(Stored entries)

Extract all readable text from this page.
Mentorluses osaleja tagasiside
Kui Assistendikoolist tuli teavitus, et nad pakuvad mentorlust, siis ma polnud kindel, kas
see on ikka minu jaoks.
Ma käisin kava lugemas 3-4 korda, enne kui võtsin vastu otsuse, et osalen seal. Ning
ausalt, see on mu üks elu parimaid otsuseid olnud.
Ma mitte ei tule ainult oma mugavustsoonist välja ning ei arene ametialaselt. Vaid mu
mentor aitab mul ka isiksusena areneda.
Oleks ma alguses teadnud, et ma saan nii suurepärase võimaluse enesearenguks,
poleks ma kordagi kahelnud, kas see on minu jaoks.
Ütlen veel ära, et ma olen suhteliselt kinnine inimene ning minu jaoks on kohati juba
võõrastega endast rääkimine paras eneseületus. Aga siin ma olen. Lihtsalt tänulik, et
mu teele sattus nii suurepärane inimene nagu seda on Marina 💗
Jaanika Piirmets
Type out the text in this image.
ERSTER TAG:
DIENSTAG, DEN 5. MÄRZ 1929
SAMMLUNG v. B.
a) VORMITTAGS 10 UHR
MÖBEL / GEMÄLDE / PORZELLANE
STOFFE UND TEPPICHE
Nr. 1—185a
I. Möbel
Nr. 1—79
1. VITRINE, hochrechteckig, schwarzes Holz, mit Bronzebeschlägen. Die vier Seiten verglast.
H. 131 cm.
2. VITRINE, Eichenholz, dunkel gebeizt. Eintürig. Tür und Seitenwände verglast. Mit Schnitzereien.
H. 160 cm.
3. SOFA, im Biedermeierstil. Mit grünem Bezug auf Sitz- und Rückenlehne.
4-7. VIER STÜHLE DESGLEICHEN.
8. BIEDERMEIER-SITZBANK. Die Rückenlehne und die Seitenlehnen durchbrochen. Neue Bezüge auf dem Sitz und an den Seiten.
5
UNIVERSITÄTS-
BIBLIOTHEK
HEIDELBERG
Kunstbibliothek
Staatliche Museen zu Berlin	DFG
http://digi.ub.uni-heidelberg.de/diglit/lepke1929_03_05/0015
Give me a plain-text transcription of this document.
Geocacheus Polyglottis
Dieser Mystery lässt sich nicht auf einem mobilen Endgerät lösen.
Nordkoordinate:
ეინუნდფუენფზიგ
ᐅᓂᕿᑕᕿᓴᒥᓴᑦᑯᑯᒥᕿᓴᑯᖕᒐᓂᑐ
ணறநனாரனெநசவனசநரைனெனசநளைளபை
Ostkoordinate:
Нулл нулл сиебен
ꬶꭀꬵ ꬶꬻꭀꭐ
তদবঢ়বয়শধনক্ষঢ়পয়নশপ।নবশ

**What you will do**. Quote each line above in full, word for word.

**The solution**.
Extract all readable text from this page.
Mentorluses osaleja tagasiside
Kui Assistendikoolist tuli teavitus, et nad pakuvad mentorlust, siis ma polnud kindel, kas
see on ikka minu jaoks.
Ma käisin kava lugemas 3-4 korda, enne kui võtsin vastu otsuse, et osalen seal. Ning
ausalt, see on mu üks elu parimaid otsuseid olnud.
Ma mitte ei tule ainult oma mugavustsoonist välja ning ei arene ametialaselt. Vaid mu
mentor aitab mul ka isiksusena areneda.
Oleks ma alguses teadnud, et ma saan nii suurepärase võimaluse enesearenguks,
poleks ma kordagi kahelnud, kas see on minu jaoks.
Ütlen veel ära, et ma olen suhteliselt kinnine inimene ning minu jaoks on kohati juba
võõrastega endast rääkimine paras eneseületus. Aga siin ma olen. Lihtsalt tänulik, et
mu teele sattus nii suurepärane inimene nagu seda on Marina 💗
Jaanika Piirmets
Type out the text in this image.
ERSTER TAG:
DIENSTAG, DEN 5. MÄRZ 1929
SAMMLUNG v. B.
a) VORMITTAGS 10 UHR
MÖBEL / GEMÄLDE / PORZELLANE
STOFFE UND TEPPICHE
Nr. 1—185a
I. Möbel
Nr. 1—79
1. VITRINE, hochrechteckig, schwarzes Holz, mit Bronzebeschlägen. Die vier Seiten verglast.
H. 131 cm.
2. VITRINE, Eichenholz, dunkel gebeizt. Eintürig. Tür und Seitenwände verglast. Mit Schnitzereien.
H. 160 cm.
3. SOFA, im Biedermeierstil. Mit grünem Bezug auf Sitz- und Rückenlehne.
4-7. VIER STÜHLE DESGLEICHEN.
8. BIEDERMEIER-SITZBANK. Die Rückenlehne und die Seitenlehnen durchbrochen. Neue Bezüge auf dem Sitz und an den Seiten.
5
UNIVERSITÄTS-
BIBLIOTHEK
HEIDELBERG
Kunstbibliothek
Staatliche Museen zu Berlin	DFG
http://digi.ub.uni-heidelberg.de/diglit/lepke1929_03_05/0015
Give me a plain-text transcription of this document.
Geocacheus Polyglottis
Dieser Mystery lässt sich nicht auf einem mobilen Endgerät lösen.
Nordkoordinate:
ეინუნდფუენფზიგ
ᐅᓂᕿᑕᕿᓴᒥᓴᑦᑯᑯᒥᕿᓴᑯᖕᒐᓂᑐ
ணறநனாரனெநசவனசநரைனெனசநளைளபை
Ostkoordinate:
Нулл нулл сиебен
ꬶꭀꬵ ꬶꬻꭀꭐ
তদবঢ়বয়শধনক্ষঢ়পয়নশপ।নবশ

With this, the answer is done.